● What you have to do
Note how many lines hold "linear" and report that number by itself.

** START OF Information supplied **

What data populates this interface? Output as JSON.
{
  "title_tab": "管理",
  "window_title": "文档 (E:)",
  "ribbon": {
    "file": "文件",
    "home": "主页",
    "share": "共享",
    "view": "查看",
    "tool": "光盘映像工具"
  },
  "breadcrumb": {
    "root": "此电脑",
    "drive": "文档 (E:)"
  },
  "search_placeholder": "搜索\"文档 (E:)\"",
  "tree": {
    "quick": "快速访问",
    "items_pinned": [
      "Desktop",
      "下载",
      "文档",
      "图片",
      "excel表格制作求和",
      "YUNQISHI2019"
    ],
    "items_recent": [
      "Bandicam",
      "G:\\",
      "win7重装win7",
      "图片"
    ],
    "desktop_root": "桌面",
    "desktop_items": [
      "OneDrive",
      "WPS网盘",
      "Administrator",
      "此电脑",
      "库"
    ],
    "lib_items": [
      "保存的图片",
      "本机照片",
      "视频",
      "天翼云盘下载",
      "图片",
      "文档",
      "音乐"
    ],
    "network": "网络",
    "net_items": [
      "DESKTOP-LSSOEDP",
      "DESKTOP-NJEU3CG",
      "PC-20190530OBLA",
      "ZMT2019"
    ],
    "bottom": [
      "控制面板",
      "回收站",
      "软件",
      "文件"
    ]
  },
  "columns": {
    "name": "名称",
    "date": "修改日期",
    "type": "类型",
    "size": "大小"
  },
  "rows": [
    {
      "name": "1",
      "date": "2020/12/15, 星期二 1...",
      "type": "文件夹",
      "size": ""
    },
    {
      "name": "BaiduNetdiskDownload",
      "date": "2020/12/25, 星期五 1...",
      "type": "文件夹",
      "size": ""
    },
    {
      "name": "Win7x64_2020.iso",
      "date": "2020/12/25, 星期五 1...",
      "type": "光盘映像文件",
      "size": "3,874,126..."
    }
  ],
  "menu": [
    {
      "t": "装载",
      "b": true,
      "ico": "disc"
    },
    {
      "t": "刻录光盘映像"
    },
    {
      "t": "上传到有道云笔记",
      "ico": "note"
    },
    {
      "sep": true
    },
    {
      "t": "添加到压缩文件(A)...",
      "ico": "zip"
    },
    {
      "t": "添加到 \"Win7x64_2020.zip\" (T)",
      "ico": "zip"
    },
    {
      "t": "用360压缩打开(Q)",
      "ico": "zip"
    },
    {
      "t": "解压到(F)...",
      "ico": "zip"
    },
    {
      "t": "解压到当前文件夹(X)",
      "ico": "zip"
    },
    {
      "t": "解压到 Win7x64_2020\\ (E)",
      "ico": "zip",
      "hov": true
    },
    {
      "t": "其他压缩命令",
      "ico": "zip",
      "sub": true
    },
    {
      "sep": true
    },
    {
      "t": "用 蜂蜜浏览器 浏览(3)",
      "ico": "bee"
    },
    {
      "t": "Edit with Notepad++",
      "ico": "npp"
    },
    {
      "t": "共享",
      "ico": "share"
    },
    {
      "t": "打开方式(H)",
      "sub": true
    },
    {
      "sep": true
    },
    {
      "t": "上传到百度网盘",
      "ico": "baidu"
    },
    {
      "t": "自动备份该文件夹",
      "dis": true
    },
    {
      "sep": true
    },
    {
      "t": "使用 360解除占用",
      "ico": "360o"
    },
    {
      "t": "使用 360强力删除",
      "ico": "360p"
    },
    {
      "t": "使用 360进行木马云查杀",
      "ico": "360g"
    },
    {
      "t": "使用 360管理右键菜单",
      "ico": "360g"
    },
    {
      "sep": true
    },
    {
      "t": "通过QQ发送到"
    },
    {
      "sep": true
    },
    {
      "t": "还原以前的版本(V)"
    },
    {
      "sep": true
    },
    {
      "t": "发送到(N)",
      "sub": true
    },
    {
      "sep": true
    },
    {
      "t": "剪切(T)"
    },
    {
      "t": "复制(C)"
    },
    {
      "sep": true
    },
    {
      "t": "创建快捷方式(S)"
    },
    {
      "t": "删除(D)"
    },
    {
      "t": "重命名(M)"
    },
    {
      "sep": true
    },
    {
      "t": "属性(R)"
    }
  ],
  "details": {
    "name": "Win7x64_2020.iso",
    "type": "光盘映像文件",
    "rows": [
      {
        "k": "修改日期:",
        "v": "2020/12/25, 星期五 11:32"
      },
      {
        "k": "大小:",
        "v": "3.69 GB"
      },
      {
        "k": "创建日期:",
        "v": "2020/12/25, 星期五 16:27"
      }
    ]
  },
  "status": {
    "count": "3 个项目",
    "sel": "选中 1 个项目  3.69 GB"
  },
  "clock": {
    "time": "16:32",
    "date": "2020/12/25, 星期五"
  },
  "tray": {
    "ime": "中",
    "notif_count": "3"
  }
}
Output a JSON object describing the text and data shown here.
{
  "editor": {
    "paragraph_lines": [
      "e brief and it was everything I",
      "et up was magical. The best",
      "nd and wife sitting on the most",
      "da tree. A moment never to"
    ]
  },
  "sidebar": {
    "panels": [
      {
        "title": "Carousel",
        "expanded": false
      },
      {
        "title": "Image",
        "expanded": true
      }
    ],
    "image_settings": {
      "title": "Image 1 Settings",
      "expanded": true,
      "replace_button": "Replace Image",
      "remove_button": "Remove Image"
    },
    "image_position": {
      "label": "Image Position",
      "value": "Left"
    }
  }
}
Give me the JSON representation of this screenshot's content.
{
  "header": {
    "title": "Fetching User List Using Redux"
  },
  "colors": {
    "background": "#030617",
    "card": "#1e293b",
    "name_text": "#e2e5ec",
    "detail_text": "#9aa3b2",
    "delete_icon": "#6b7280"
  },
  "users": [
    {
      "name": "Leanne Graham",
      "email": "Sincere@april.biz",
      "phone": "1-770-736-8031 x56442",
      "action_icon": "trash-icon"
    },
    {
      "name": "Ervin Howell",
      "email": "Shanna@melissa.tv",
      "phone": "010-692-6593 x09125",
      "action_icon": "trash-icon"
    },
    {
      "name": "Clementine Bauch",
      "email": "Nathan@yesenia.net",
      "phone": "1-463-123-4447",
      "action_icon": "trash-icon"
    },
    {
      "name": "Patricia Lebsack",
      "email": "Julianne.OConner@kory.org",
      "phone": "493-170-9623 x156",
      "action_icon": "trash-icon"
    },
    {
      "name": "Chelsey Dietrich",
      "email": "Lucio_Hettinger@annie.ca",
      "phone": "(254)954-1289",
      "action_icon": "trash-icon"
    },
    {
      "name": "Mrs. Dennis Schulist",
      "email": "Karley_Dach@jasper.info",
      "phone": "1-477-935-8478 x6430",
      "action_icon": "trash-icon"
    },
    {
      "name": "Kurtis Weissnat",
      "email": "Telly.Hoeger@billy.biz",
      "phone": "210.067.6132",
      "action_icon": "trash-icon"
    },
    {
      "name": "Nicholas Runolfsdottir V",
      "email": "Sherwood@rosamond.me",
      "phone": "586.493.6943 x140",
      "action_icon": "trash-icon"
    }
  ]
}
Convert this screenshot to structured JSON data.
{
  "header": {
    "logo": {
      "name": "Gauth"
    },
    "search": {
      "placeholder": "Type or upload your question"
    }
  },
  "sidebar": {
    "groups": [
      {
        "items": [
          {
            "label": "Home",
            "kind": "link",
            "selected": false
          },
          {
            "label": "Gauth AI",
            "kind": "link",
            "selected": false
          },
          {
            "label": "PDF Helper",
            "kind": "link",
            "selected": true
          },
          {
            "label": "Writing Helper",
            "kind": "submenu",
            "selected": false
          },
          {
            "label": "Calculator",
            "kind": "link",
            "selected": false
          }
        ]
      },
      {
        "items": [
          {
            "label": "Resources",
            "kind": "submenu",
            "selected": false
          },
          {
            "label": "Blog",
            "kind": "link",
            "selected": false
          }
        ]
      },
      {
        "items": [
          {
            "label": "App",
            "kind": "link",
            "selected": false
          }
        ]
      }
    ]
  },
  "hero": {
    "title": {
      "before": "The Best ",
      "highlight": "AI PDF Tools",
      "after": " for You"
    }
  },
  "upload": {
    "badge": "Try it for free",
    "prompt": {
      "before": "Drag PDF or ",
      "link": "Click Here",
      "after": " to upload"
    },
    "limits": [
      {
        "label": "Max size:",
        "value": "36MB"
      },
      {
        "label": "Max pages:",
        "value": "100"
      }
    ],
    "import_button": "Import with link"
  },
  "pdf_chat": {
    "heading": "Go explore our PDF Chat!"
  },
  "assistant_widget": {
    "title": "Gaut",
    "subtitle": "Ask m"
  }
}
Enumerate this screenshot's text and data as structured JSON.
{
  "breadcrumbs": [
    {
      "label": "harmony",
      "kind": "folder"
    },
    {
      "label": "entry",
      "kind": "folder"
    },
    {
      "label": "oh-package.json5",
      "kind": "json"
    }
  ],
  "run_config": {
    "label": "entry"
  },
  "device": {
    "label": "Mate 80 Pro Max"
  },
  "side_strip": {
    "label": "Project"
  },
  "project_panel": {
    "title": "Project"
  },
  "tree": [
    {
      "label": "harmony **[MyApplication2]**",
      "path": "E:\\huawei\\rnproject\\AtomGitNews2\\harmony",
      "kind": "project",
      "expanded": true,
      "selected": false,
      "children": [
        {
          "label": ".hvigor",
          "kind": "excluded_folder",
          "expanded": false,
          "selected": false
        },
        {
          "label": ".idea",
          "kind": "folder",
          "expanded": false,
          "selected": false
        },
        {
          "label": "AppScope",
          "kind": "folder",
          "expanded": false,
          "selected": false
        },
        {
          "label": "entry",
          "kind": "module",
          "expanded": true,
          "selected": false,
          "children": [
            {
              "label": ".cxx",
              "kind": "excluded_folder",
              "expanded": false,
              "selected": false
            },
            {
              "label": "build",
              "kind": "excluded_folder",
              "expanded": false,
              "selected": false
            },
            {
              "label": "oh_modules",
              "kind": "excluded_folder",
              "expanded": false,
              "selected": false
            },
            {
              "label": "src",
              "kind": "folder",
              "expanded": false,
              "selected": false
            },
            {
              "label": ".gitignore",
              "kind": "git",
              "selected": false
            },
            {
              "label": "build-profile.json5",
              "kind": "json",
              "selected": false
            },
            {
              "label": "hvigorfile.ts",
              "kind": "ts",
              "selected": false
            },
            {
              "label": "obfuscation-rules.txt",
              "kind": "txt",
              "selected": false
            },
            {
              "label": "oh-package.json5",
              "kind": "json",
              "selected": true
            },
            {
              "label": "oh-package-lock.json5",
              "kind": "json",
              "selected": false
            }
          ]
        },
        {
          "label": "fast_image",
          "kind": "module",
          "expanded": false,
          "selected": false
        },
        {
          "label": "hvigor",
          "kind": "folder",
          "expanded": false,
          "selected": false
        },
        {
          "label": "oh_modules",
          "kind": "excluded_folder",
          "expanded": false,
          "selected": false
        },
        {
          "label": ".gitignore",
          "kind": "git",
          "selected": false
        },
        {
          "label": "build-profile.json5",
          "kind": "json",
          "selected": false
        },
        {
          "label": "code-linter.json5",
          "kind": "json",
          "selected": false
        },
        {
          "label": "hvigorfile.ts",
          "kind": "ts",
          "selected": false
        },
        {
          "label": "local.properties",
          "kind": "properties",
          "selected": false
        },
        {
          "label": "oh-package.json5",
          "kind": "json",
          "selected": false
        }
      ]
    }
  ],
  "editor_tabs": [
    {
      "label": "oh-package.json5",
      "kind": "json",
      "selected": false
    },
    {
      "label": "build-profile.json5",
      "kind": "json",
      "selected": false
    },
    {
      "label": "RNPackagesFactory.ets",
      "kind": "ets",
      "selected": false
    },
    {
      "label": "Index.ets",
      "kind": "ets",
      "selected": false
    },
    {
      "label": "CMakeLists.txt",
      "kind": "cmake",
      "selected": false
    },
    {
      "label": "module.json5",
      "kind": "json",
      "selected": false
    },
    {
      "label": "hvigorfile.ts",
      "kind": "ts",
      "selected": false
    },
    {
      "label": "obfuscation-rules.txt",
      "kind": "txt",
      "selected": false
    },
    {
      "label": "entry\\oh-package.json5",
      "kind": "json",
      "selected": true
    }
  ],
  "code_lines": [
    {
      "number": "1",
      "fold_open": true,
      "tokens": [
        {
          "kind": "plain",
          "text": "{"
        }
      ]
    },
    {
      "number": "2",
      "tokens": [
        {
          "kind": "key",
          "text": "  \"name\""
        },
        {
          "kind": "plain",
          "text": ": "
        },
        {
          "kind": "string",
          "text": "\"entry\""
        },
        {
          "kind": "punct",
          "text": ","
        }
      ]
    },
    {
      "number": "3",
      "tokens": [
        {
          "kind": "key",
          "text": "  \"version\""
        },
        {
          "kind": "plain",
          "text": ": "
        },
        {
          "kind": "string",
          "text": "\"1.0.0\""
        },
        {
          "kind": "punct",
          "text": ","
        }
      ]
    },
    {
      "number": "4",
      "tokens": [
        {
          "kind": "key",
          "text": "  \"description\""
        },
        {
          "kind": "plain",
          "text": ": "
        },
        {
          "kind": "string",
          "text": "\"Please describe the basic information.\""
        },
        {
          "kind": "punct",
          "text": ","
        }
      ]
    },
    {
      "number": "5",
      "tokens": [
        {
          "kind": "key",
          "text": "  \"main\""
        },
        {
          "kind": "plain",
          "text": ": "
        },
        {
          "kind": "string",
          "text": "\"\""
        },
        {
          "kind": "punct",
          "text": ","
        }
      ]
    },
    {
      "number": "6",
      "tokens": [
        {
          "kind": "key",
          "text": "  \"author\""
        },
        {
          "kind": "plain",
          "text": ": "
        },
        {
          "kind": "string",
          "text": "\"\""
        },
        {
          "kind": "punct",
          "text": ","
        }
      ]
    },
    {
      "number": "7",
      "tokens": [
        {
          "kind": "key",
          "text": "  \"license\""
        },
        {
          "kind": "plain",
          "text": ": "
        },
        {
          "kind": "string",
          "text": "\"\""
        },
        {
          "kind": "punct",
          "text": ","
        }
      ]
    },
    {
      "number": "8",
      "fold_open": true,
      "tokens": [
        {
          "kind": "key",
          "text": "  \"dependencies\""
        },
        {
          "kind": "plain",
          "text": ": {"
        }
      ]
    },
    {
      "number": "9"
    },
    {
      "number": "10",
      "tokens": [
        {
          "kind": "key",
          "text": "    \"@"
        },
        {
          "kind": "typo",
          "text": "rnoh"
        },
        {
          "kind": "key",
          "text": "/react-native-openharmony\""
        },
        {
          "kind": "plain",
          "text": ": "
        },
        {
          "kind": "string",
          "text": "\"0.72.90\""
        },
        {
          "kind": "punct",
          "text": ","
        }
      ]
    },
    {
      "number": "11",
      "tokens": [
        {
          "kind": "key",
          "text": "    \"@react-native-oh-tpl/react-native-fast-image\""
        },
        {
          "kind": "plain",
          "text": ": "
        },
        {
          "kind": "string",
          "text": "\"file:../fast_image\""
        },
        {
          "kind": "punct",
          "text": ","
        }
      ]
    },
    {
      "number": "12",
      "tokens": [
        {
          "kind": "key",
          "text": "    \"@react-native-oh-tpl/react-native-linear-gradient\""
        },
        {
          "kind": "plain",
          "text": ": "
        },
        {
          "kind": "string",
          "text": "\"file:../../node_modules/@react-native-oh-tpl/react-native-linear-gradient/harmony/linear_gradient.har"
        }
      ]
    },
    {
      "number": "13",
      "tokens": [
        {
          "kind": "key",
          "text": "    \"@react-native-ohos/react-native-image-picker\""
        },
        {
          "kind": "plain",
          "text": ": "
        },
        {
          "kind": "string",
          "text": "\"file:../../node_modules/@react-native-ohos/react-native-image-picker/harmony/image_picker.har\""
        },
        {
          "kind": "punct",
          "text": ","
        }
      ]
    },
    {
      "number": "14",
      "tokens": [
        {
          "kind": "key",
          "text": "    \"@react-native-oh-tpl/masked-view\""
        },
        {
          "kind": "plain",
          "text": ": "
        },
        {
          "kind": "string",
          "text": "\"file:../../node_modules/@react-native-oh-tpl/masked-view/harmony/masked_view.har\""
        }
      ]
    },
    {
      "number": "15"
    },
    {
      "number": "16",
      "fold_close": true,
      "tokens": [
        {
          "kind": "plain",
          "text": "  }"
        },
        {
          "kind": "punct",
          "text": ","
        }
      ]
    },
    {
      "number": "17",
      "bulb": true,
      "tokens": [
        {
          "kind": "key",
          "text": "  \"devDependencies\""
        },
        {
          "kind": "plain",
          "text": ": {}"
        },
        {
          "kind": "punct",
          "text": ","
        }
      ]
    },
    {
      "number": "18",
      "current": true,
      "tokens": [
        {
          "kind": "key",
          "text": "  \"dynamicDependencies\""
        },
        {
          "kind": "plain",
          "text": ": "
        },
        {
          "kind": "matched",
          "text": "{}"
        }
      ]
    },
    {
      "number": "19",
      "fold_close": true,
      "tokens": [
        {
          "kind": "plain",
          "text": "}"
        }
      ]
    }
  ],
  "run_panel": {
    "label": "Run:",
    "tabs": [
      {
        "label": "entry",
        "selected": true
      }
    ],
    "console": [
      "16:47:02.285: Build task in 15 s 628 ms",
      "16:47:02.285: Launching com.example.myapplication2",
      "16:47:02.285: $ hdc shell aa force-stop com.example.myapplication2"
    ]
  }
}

** END OF Information supplied **

● Answer for the task
2